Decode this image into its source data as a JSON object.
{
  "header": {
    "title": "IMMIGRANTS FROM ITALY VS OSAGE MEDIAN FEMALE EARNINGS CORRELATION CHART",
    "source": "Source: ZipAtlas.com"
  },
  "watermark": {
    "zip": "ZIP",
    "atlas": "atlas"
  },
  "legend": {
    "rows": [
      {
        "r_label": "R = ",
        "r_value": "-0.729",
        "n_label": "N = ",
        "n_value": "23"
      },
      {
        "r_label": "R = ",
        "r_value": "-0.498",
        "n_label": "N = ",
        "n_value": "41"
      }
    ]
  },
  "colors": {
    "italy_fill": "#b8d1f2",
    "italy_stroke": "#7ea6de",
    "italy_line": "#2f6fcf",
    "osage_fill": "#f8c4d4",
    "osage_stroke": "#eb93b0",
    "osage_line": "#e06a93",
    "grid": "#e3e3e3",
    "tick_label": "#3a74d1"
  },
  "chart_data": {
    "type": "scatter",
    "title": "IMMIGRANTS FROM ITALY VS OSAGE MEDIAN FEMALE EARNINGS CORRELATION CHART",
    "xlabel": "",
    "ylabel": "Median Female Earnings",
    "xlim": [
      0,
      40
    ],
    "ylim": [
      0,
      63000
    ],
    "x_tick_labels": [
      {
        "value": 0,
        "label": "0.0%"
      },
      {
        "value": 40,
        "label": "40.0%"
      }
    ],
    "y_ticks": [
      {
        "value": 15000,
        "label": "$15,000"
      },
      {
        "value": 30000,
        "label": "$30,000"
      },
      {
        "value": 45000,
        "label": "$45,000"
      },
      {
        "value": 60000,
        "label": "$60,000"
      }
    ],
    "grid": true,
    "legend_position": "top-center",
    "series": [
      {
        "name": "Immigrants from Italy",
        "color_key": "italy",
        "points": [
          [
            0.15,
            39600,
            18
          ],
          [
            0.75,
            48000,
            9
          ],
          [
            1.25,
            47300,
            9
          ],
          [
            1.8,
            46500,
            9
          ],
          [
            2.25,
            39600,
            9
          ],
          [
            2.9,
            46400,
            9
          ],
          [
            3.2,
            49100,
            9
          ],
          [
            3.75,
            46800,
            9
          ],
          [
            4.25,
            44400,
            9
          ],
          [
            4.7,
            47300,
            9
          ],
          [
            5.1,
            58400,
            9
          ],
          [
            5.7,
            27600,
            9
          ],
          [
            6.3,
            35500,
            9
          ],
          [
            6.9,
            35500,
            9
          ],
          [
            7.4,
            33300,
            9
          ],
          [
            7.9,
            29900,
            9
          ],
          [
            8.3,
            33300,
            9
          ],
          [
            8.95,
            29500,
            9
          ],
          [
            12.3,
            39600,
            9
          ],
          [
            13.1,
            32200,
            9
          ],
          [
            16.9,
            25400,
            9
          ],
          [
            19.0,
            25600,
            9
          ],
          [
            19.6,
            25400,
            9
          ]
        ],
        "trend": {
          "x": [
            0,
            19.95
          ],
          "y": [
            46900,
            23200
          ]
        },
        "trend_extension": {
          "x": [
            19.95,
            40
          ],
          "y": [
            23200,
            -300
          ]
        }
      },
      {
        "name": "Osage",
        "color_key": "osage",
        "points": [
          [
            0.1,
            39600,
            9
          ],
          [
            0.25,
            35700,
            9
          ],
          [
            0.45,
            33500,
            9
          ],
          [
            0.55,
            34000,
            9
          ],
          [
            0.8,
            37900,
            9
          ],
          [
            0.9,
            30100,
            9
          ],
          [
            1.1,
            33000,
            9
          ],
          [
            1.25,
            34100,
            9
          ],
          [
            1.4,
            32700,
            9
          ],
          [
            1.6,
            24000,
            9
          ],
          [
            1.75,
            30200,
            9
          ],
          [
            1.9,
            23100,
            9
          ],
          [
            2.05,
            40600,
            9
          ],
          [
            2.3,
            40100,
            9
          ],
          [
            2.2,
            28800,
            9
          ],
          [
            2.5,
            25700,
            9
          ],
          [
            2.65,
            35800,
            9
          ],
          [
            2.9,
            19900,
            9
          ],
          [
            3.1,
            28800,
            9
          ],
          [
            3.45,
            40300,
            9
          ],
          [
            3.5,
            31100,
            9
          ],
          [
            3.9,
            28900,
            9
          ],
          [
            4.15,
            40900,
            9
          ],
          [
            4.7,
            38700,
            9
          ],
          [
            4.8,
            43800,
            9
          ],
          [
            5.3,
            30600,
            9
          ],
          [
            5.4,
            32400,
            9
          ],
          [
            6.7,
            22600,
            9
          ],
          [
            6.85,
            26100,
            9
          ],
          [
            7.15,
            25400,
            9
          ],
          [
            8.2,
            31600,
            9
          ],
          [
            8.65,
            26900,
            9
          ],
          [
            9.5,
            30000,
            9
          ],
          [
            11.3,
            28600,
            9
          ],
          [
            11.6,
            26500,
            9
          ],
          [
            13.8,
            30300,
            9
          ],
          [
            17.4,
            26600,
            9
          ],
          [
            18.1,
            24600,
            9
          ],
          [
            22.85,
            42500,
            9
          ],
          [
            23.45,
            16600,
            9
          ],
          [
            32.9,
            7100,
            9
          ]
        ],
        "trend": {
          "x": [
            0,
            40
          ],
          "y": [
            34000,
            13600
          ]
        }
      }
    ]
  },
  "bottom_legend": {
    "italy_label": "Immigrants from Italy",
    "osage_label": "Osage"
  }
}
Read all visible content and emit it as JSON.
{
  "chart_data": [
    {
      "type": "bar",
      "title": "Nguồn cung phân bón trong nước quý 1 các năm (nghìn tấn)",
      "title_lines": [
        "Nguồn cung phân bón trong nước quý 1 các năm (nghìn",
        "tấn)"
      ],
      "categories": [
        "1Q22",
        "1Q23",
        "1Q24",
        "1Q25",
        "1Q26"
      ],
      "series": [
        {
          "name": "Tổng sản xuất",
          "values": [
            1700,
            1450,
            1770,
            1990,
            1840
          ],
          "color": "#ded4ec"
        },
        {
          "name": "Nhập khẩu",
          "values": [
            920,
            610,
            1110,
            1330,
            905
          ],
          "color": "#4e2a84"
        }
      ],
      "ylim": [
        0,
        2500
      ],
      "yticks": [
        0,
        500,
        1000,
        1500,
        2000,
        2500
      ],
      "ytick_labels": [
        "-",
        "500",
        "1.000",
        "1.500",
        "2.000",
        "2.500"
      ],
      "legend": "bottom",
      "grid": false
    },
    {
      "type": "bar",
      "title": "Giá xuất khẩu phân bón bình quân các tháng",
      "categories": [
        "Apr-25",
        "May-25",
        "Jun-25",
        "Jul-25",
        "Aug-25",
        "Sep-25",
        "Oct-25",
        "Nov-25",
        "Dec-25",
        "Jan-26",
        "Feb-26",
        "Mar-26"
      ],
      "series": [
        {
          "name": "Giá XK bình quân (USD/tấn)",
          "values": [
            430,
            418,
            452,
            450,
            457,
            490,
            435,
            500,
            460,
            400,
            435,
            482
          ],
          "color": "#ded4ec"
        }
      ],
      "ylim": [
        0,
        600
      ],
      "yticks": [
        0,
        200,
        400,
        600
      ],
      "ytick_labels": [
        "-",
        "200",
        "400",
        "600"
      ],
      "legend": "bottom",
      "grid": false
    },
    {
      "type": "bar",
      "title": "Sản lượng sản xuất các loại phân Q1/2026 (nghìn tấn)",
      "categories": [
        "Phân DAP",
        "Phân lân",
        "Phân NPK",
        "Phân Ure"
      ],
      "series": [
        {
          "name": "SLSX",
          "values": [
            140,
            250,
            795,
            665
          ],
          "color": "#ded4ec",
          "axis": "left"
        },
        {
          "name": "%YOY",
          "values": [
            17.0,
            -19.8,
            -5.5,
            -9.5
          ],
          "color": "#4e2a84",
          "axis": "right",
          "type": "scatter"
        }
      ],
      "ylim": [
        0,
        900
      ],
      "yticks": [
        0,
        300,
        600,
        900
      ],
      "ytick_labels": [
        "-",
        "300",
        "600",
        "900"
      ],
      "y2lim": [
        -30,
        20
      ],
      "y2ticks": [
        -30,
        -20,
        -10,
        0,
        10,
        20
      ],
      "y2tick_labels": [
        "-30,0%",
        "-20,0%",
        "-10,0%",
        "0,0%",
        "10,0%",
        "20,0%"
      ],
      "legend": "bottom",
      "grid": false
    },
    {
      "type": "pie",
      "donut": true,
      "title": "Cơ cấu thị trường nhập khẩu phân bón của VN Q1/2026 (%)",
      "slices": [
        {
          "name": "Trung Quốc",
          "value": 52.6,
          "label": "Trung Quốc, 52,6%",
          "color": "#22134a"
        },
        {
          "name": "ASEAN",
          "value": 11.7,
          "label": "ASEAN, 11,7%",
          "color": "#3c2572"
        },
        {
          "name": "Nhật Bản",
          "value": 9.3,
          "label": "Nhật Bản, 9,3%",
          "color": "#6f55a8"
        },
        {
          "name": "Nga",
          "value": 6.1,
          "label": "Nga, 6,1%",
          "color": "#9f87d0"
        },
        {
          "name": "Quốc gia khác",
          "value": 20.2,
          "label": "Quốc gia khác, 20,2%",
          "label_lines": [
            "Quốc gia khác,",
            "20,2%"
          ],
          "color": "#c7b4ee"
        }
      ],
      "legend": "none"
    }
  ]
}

_ _ _ _ _

Show every line in the records above that contains the word "xuất".

          "name": "Tổng sản xuất",
      "title": "Giá xuất khẩu phân bón bình quân các tháng",
      "title": "Sản lượng sản xuất các loại phân Q1/2026 (nghìn tấn)",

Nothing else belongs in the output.